>> BEGIN Data listing

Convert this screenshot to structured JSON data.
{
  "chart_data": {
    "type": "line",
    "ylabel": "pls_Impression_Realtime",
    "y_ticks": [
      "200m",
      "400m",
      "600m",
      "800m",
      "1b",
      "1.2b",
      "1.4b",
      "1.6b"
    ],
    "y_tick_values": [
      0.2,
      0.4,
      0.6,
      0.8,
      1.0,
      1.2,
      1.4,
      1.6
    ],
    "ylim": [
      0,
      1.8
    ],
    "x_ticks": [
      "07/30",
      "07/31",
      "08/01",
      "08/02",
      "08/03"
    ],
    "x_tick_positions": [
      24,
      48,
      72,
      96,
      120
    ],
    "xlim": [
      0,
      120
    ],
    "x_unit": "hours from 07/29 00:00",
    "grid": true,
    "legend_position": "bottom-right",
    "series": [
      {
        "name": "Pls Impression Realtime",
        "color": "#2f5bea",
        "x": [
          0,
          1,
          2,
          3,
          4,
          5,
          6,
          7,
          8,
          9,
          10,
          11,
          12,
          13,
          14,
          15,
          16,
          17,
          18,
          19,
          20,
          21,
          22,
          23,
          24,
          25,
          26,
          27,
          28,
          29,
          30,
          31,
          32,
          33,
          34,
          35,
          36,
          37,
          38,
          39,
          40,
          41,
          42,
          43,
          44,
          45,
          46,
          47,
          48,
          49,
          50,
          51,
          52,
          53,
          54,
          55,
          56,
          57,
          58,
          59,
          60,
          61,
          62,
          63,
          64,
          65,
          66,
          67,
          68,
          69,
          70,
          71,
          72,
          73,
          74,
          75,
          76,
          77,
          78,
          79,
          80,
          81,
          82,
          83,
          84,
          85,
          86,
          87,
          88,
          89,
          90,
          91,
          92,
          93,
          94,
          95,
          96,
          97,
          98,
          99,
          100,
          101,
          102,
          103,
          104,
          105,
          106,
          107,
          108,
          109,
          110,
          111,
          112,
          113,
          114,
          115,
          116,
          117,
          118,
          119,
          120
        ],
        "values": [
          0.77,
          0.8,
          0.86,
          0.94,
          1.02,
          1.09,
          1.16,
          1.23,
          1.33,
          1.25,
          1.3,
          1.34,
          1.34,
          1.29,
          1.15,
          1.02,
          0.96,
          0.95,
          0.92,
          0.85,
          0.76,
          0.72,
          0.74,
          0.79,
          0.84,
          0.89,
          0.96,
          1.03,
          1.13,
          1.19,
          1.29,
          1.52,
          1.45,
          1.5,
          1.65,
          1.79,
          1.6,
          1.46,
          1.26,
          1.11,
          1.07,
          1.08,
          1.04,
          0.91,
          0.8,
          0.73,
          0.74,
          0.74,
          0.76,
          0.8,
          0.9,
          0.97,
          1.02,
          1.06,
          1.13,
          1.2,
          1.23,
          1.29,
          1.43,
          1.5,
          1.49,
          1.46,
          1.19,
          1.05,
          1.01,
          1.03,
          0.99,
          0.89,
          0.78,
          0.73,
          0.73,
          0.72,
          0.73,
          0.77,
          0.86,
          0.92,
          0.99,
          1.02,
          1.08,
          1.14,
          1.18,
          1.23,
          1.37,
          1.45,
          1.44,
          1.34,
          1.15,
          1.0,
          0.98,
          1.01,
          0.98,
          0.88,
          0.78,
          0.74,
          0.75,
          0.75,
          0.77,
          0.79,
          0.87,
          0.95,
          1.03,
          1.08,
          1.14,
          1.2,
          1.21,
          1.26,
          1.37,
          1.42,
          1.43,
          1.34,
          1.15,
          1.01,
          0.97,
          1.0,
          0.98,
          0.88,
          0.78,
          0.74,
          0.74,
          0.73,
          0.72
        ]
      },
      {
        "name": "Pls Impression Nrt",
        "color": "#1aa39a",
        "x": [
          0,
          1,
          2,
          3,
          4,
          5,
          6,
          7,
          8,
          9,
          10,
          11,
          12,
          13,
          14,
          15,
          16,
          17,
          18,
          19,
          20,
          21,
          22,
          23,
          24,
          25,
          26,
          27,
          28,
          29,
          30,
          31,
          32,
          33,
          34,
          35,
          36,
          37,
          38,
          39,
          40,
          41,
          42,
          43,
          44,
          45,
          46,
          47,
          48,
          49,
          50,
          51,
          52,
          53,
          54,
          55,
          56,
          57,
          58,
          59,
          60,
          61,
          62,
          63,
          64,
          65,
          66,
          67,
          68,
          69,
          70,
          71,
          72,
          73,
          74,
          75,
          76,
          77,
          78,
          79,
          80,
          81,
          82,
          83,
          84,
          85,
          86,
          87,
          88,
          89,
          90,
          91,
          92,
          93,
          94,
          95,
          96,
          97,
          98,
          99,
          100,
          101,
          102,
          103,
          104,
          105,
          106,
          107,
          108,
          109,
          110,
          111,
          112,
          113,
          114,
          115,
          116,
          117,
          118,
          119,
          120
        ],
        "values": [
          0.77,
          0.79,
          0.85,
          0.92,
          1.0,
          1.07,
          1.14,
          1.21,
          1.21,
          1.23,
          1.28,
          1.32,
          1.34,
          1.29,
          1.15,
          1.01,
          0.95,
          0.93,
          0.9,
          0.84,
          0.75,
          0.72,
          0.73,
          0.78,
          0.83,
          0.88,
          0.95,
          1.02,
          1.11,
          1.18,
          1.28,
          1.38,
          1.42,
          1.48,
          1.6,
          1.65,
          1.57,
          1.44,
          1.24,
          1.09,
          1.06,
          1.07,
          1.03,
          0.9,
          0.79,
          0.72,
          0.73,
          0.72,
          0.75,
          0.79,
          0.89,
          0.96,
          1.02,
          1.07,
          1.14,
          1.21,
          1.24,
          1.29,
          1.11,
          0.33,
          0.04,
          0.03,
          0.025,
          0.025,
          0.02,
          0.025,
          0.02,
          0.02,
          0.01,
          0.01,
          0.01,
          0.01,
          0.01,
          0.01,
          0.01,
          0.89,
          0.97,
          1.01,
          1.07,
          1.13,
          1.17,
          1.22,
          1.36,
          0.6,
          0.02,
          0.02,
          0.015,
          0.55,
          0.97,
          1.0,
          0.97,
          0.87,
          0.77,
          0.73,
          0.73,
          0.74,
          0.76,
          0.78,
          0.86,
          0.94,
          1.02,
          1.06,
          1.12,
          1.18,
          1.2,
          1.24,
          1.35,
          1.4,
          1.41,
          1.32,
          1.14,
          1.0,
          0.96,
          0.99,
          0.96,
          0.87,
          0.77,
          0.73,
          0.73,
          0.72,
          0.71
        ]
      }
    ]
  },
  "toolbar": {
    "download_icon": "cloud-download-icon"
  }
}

>> END Data listing

### Exercise details
All of the entries must be written out exactly as they stand.

### Reply
Convert this screenshot to structured JSON data.
{
  "chart_data": {
    "type": "line",
    "ylabel": "pls_Impression_Realtime",
    "y_ticks": [
      "200m",
      "400m",
      "600m",
      "800m",
      "1b",
      "1.2b",
      "1.4b",
      "1.6b"
    ],
    "y_tick_values": [
      0.2,
      0.4,
      0.6,
      0.8,
      1.0,
      1.2,
      1.4,
      1.6
    ],
    "ylim": [
      0,
      1.8
    ],
    "x_ticks": [
      "07/30",
      "07/31",
      "08/01",
      "08/02",
      "08/03"
    ],
    "x_tick_positions": [
      24,
      48,
      72,
      96,
      120
    ],
    "xlim": [
      0,
      120
    ],
    "x_unit": "hours from 07/29 00:00",
    "grid": true,
    "legend_position": "bottom-right",
    "series": [
      {
        "name": "Pls Impression Realtime",
        "color": "#2f5bea",
        "x": [
          0,
          1,
          2,
          3,
          4,
          5,
          6,
          7,
          8,
          9,
          10,
          11,
          12,
          13,
          14,
          15,
          16,
          17,
          18,
          19,
          20,
          21,
          22,
          23,
          24,
          25,
          26,
          27,
          28,
          29,
          30,
          31,
          32,
          33,
          34,
          35,
          36,
          37,
          38,
          39,
          40,
          41,
          42,
          43,
          44,
          45,
          46,
          47,
          48,
          49,
          50,
          51,
          52,
          53,
          54,
          55,
          56,
          57,
          58,
          59,
          60,
          61,
          62,
          63,
          64,
          65,
          66,
          67,
          68,
          69,
          70,
          71,
          72,
          73,
          74,
          75,
          76,
          77,
          78,
          79,
          80,
          81,
          82,
          83,
          84,
          85,
          86,
          87,
          88,
          89,
          90,
          91,
          92,
          93,
          94,
          95,
          96,
          97,
          98,
          99,
          100,
          101,
          102,
          103,
          104,
          105,
          106,
          107,
          108,
          109,
          110,
          111,
          112,
          113,
          114,
          115,
          116,
          117,
          118,
          119,
          120
        ],
        "values": [
          0.77,
          0.8,
          0.86,
          0.94,
          1.02,
          1.09,
          1.16,
          1.23,
          1.33,
          1.25,
          1.3,
          1.34,
          1.34,
          1.29,
          1.15,
          1.02,
          0.96,
          0.95,
          0.92,
          0.85,
          0.76,
          0.72,
          0.74,
          0.79,
          0.84,
          0.89,
          0.96,
          1.03,
          1.13,
          1.19,
          1.29,
          1.52,
          1.45,
          1.5,
          1.65,
          1.79,
          1.6,
          1.46,
          1.26,
          1.11,
          1.07,
          1.08,
          1.04,
          0.91,
          0.8,
          0.73,
          0.74,
          0.74,
          0.76,
          0.8,
          0.9,
          0.97,
          1.02,
          1.06,
          1.13,
          1.2,
          1.23,
          1.29,
          1.43,
          1.5,
          1.49,
          1.46,
          1.19,
          1.05,
          1.01,
          1.03,
          0.99,
          0.89,
          0.78,
          0.73,
          0.73,
          0.72,
          0.73,
          0.77,
          0.86,
          0.92,
          0.99,
          1.02,
          1.08,
          1.14,
          1.18,
          1.23,
          1.37,
          1.45,
          1.44,
          1.34,
          1.15,
          1.0,
          0.98,
          1.01,
          0.98,
          0.88,
          0.78,
          0.74,
          0.75,
          0.75,
          0.77,
          0.79,
          0.87,
          0.95,
          1.03,
          1.08,
          1.14,
          1.2,
          1.21,
          1.26,
          1.37,
          1.42,
          1.43,
          1.34,
          1.15,
          1.01,
          0.97,
          1.0,
          0.98,
          0.88,
          0.78,
          0.74,
          0.74,
          0.73,
          0.72
        ]
      },
      {
        "name": "Pls Impression Nrt",
        "color": "#1aa39a",
        "x": [
          0,
          1,
          2,
          3,
          4,
          5,
          6,
          7,
          8,
          9,
          10,
          11,
          12,
          13,
          14,
          15,
          16,
          17,
          18,
          19,
          20,
          21,
          22,
          23,
          24,
          25,
          26,
          27,
          28,
          29,
          30,
          31,
          32,
          33,
          34,
          35,
          36,
          37,
          38,
          39,
          40,
          41,
          42,
          43,
          44,
          45,
          46,
          47,
          48,
          49,
          50,
          51,
          52,
          53,
          54,
          55,
          56,
          57,
          58,
          59,
          60,
          61,
          62,
          63,
          64,
          65,
          66,
          67,
          68,
          69,
          70,
          71,
          72,
          73,
          74,
          75,
          76,
          77,
          78,
          79,
          80,
          81,
          82,
          83,
          84,
          85,
          86,
          87,
          88,
          89,
          90,
          91,
          92,
          93,
          94,
          95,
          96,
          97,
          98,
          99,
          100,
          101,
          102,
          103,
          104,
          105,
          106,
          107,
          108,
          109,
          110,
          111,
          112,
          113,
          114,
          115,
          116,
          117,
          118,
          119,
          120
        ],
        "values": [
          0.77,
          0.79,
          0.85,
          0.92,
          1.0,
          1.07,
          1.14,
          1.21,
          1.21,
          1.23,
          1.28,
          1.32,
          1.34,
          1.29,
          1.15,
          1.01,
          0.95,
          0.93,
          0.9,
          0.84,
          0.75,
          0.72,
          0.73,
          0.78,
          0.83,
          0.88,
          0.95,
          1.02,
          1.11,
          1.18,
          1.28,
          1.38,
          1.42,
          1.48,
          1.6,
          1.65,
          1.57,
          1.44,
          1.24,
          1.09,
          1.06,
          1.07,
          1.03,
          0.9,
          0.79,
          0.72,
          0.73,
          0.72,
          0.75,
          0.79,
          0.89,
          0.96,
          1.02,
          1.07,
          1.14,
          1.21,
          1.24,
          1.29,
          1.11,
          0.33,
          0.04,
          0.03,
          0.025,
          0.025,
          0.02,
          0.025,
          0.02,
          0.02,
          0.01,
          0.01,
          0.01,
          0.01,
          0.01,
          0.01,
          0.01,
          0.89,
          0.97,
          1.01,
          1.07,
          1.13,
          1.17,
          1.22,
          1.36,
          0.6,
          0.02,
          0.02,
          0.015,
          0.55,
          0.97,
          1.0,
          0.97,
          0.87,
          0.77,
          0.73,
          0.73,
          0.74,
          0.76,
          0.78,
          0.86,
          0.94,
          1.02,
          1.06,
          1.12,
          1.18,
          1.2,
          1.24,
          1.35,
          1.4,
          1.41,
          1.32,
          1.14,
          1.0,
          0.96,
          0.99,
          0.96,
          0.87,
          0.77,
          0.73,
          0.73,
          0.72,
          0.71
        ]
      }
    ]
  },
  "toolbar": {
    "download_icon": "cloud-download-icon"
  }
}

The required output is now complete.